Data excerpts
------
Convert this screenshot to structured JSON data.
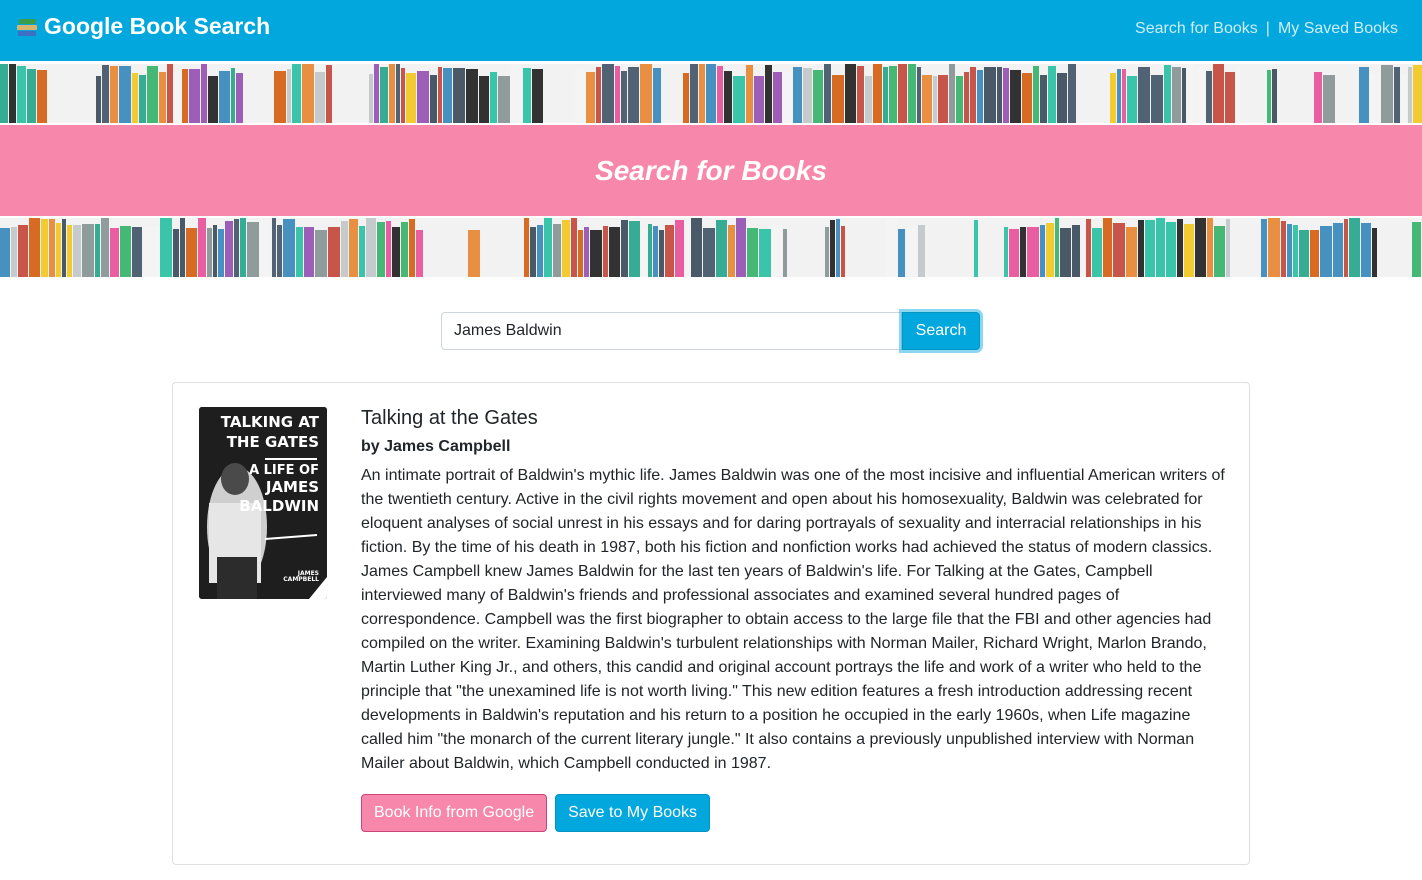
{
  "navbar": {
    "brand_icon": "books-icon",
    "brand": "Google Book Search",
    "links": [
      "Search for Books",
      "My Saved Books"
    ],
    "separator": "|"
  },
  "hero": {
    "title": "Search for Books",
    "band_color": "#f788ab"
  },
  "search": {
    "value": "James Baldwin",
    "button_label": "Search"
  },
  "results": [
    {
      "title": "Talking at the Gates",
      "author": "by James Campbell",
      "cover": {
        "line1": "TALKING AT",
        "line2": "THE GATES",
        "line3": "A LIFE OF",
        "line4": "JAMES",
        "line5": "BALDWIN",
        "author": "JAMES CAMPBELL"
      },
      "description": "An intimate portrait of Baldwin's mythic life. James Baldwin was one of the most incisive and influential American writers of the twentieth century. Active in the civil rights movement and open about his homosexuality, Baldwin was celebrated for eloquent analyses of social unrest in his essays and for daring portrayals of sexuality and interracial relationships in his fiction. By the time of his death in 1987, both his fiction and nonfiction works had achieved the status of modern classics. James Campbell knew James Baldwin for the last ten years of Baldwin's life. For Talking at the Gates, Campbell interviewed many of Baldwin's friends and professional associates and examined several hundred pages of correspondence. Campbell was the first biographer to obtain access to the large file that the FBI and other agencies had compiled on the writer. Examining Baldwin's turbulent relationships with Norman Mailer, Richard Wright, Marlon Brando, Martin Luther King Jr., and others, this candid and original account portrays the life and work of a writer who held to the principle that \"the unexamined life is not worth living.\" This new edition features a fresh introduction addressing recent developments in Baldwin's reputation and his return to a position he occupied in the early 1960s, when Life magazine called him \"the monarch of the current literary jungle.\" It also contains a previously unpublished interview with Norman Mailer about Baldwin, which Campbell conducted in 1987.",
      "info_button": "Book Info from Google",
      "save_button": "Save to My Books"
    }
  ],
  "colors": {
    "primary": "#01a7dd",
    "accent": "#f788ab"
  }
}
------
Stated goal:
Write the listing above out again exactly, dropping each image.

Full response:
Convert this screenshot to structured JSON data.
{
  "navbar": {
    "brand_icon": "books-icon",
    "brand": "Google Book Search",
    "links": [
      "Search for Books",
      "My Saved Books"
    ],
    "separator": "|"
  },
  "hero": {
    "title": "Search for Books",
    "band_color": "#f788ab"
  },
  "search": {
    "value": "James Baldwin",
    "button_label": "Search"
  },
  "results": [
    {
      "title": "Talking at the Gates",
      "author": "by James Campbell",
      "cover": {
        "line1": "TALKING AT",
        "line2": "THE GATES",
        "line3": "A LIFE OF",
        "line4": "JAMES",
        "line5": "BALDWIN",
        "author": "JAMES CAMPBELL"
      },
      "description": "An intimate portrait of Baldwin's mythic life. James Baldwin was one of the most incisive and influential American writers of the twentieth century. Active in the civil rights movement and open about his homosexuality, Baldwin was celebrated for eloquent analyses of social unrest in his essays and for daring portrayals of sexuality and interracial relationships in his fiction. By the time of his death in 1987, both his fiction and nonfiction works had achieved the status of modern classics. James Campbell knew James Baldwin for the last ten years of Baldwin's life. For Talking at the Gates, Campbell interviewed many of Baldwin's friends and professional associates and examined several hundred pages of correspondence. Campbell was the first biographer to obtain access to the large file that the FBI and other agencies had compiled on the writer. Examining Baldwin's turbulent relationships with Norman Mailer, Richard Wright, Marlon Brando, Martin Luther King Jr., and others, this candid and original account portrays the life and work of a writer who held to the principle that \"the unexamined life is not worth living.\" This new edition features a fresh introduction addressing recent developments in Baldwin's reputation and his return to a position he occupied in the early 1960s, when Life magazine called him \"the monarch of the current literary jungle.\" It also contains a previously unpublished interview with Norman Mailer about Baldwin, which Campbell conducted in 1987.",
      "info_button": "Book Info from Google",
      "save_button": "Save to My Books"
    }
  ],
  "colors": {
    "primary": "#01a7dd",
    "accent": "#f788ab"
  }
}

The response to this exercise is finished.